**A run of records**
* * * *
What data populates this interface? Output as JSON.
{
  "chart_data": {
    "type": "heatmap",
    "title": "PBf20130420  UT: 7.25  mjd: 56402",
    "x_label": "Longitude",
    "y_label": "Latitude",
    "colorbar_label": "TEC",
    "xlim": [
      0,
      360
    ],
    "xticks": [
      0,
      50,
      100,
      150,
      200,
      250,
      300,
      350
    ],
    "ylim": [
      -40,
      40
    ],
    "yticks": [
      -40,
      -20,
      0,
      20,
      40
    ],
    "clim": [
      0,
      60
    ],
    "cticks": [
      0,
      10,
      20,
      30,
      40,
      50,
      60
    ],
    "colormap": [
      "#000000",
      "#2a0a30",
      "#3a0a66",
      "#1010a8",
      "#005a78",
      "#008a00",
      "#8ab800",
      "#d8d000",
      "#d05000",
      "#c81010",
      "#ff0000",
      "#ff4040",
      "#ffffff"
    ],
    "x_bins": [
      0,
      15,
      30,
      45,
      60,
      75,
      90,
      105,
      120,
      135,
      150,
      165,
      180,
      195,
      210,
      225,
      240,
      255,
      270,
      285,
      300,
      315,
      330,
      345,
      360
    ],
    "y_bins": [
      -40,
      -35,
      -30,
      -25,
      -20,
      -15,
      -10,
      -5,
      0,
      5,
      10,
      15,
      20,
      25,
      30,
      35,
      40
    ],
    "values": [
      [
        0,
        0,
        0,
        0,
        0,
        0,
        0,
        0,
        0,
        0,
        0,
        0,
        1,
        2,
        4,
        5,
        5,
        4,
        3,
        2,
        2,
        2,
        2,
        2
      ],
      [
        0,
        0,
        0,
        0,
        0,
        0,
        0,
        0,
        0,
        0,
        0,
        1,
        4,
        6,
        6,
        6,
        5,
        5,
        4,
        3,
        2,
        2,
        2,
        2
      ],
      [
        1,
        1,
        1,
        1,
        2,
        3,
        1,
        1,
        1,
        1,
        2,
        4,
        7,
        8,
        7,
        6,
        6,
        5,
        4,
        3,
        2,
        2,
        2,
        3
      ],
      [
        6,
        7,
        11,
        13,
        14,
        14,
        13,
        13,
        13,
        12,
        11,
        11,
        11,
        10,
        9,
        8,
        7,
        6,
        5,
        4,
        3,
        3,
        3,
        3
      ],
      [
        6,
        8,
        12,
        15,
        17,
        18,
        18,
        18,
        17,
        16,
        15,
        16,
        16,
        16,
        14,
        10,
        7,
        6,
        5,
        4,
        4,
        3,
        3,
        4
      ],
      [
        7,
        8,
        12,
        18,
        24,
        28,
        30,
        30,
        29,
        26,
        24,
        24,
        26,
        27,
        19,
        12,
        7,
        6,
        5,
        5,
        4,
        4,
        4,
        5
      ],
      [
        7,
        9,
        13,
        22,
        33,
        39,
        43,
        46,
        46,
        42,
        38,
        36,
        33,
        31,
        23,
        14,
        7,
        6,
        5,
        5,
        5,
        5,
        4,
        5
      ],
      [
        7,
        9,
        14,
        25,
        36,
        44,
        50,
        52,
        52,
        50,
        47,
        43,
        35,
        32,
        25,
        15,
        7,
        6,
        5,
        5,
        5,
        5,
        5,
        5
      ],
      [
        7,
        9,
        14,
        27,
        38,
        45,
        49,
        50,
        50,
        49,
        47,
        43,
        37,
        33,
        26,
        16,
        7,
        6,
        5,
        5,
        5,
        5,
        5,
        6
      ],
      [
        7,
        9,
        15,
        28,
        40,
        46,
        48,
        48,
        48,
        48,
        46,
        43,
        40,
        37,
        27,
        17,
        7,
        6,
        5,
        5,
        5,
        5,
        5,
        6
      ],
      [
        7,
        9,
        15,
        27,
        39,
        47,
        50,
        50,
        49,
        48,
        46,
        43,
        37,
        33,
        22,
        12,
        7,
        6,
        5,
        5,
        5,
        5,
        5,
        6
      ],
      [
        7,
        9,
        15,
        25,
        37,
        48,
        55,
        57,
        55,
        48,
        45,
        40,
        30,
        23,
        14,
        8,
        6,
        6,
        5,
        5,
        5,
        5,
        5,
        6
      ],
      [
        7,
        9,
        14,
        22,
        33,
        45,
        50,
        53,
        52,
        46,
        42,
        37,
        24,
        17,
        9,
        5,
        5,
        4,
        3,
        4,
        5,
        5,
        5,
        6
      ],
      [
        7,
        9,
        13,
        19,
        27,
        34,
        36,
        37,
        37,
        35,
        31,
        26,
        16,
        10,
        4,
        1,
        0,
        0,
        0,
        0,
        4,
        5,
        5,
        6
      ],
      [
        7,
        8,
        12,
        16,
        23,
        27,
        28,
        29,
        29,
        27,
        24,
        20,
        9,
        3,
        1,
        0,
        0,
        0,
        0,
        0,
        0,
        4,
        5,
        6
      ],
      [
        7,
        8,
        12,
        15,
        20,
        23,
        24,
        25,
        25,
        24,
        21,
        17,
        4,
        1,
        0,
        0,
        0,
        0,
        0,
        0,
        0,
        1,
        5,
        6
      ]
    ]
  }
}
* * * *
**REQUIREMENTS**
Every record shown above should be written out again exactly.

**EXPECTED OUTPUT**
What data populates this interface? Output as JSON.
{
  "chart_data": {
    "type": "heatmap",
    "title": "PBf20130420  UT: 7.25  mjd: 56402",
    "x_label": "Longitude",
    "y_label": "Latitude",
    "colorbar_label": "TEC",
    "xlim": [
      0,
      360
    ],
    "xticks": [
      0,
      50,
      100,
      150,
      200,
      250,
      300,
      350
    ],
    "ylim": [
      -40,
      40
    ],
    "yticks": [
      -40,
      -20,
      0,
      20,
      40
    ],
    "clim": [
      0,
      60
    ],
    "cticks": [
      0,
      10,
      20,
      30,
      40,
      50,
      60
    ],
    "colormap": [
      "#000000",
      "#2a0a30",
      "#3a0a66",
      "#1010a8",
      "#005a78",
      "#008a00",
      "#8ab800",
      "#d8d000",
      "#d05000",
      "#c81010",
      "#ff0000",
      "#ff4040",
      "#ffffff"
    ],
    "x_bins": [
      0,
      15,
      30,
      45,
      60,
      75,
      90,
      105,
      120,
      135,
      150,
      165,
      180,
      195,
      210,
      225,
      240,
      255,
      270,
      285,
      300,
      315,
      330,
      345,
      360
    ],
    "y_bins": [
      -40,
      -35,
      -30,
      -25,
      -20,
      -15,
      -10,
      -5,
      0,
      5,
      10,
      15,
      20,
      25,
      30,
      35,
      40
    ],
    "values": [
      [
        0,
        0,
        0,
        0,
        0,
        0,
        0,
        0,
        0,
        0,
        0,
        0,
        1,
        2,
        4,
        5,
        5,
        4,
        3,
        2,
        2,
        2,
        2,
        2
      ],
      [
        0,
        0,
        0,
        0,
        0,
        0,
        0,
        0,
        0,
        0,
        0,
        1,
        4,
        6,
        6,
        6,
        5,
        5,
        4,
        3,
        2,
        2,
        2,
        2
      ],
      [
        1,
        1,
        1,
        1,
        2,
        3,
        1,
        1,
        1,
        1,
        2,
        4,
        7,
        8,
        7,
        6,
        6,
        5,
        4,
        3,
        2,
        2,
        2,
        3
      ],
      [
        6,
        7,
        11,
        13,
        14,
        14,
        13,
        13,
        13,
        12,
        11,
        11,
        11,
        10,
        9,
        8,
        7,
        6,
        5,
        4,
        3,
        3,
        3,
        3
      ],
      [
        6,
        8,
        12,
        15,
        17,
        18,
        18,
        18,
        17,
        16,
        15,
        16,
        16,
        16,
        14,
        10,
        7,
        6,
        5,
        4,
        4,
        3,
        3,
        4
      ],
      [
        7,
        8,
        12,
        18,
        24,
        28,
        30,
        30,
        29,
        26,
        24,
        24,
        26,
        27,
        19,
        12,
        7,
        6,
        5,
        5,
        4,
        4,
        4,
        5
      ],
      [
        7,
        9,
        13,
        22,
        33,
        39,
        43,
        46,
        46,
        42,
        38,
        36,
        33,
        31,
        23,
        14,
        7,
        6,
        5,
        5,
        5,
        5,
        4,
        5
      ],
      [
        7,
        9,
        14,
        25,
        36,
        44,
        50,
        52,
        52,
        50,
        47,
        43,
        35,
        32,
        25,
        15,
        7,
        6,
        5,
        5,
        5,
        5,
        5,
        5
      ],
      [
        7,
        9,
        14,
        27,
        38,
        45,
        49,
        50,
        50,
        49,
        47,
        43,
        37,
        33,
        26,
        16,
        7,
        6,
        5,
        5,
        5,
        5,
        5,
        6
      ],
      [
        7,
        9,
        15,
        28,
        40,
        46,
        48,
        48,
        48,
        48,
        46,
        43,
        40,
        37,
        27,
        17,
        7,
        6,
        5,
        5,
        5,
        5,
        5,
        6
      ],
      [
        7,
        9,
        15,
        27,
        39,
        47,
        50,
        50,
        49,
        48,
        46,
        43,
        37,
        33,
        22,
        12,
        7,
        6,
        5,
        5,
        5,
        5,
        5,
        6
      ],
      [
        7,
        9,
        15,
        25,
        37,
        48,
        55,
        57,
        55,
        48,
        45,
        40,
        30,
        23,
        14,
        8,
        6,
        6,
        5,
        5,
        5,
        5,
        5,
        6
      ],
      [
        7,
        9,
        14,
        22,
        33,
        45,
        50,
        53,
        52,
        46,
        42,
        37,
        24,
        17,
        9,
        5,
        5,
        4,
        3,
        4,
        5,
        5,
        5,
        6
      ],
      [
        7,
        9,
        13,
        19,
        27,
        34,
        36,
        37,
        37,
        35,
        31,
        26,
        16,
        10,
        4,
        1,
        0,
        0,
        0,
        0,
        4,
        5,
        5,
        6
      ],
      [
        7,
        8,
        12,
        16,
        23,
        27,
        28,
        29,
        29,
        27,
        24,
        20,
        9,
        3,
        1,
        0,
        0,
        0,
        0,
        0,
        0,
        4,
        5,
        6
      ],
      [
        7,
        8,
        12,
        15,
        20,
        23,
        24,
        25,
        25,
        24,
        21,
        17,
        4,
        1,
        0,
        0,
        0,
        0,
        0,
        0,
        0,
        1,
        5,
        6
      ]
    ]
  }
}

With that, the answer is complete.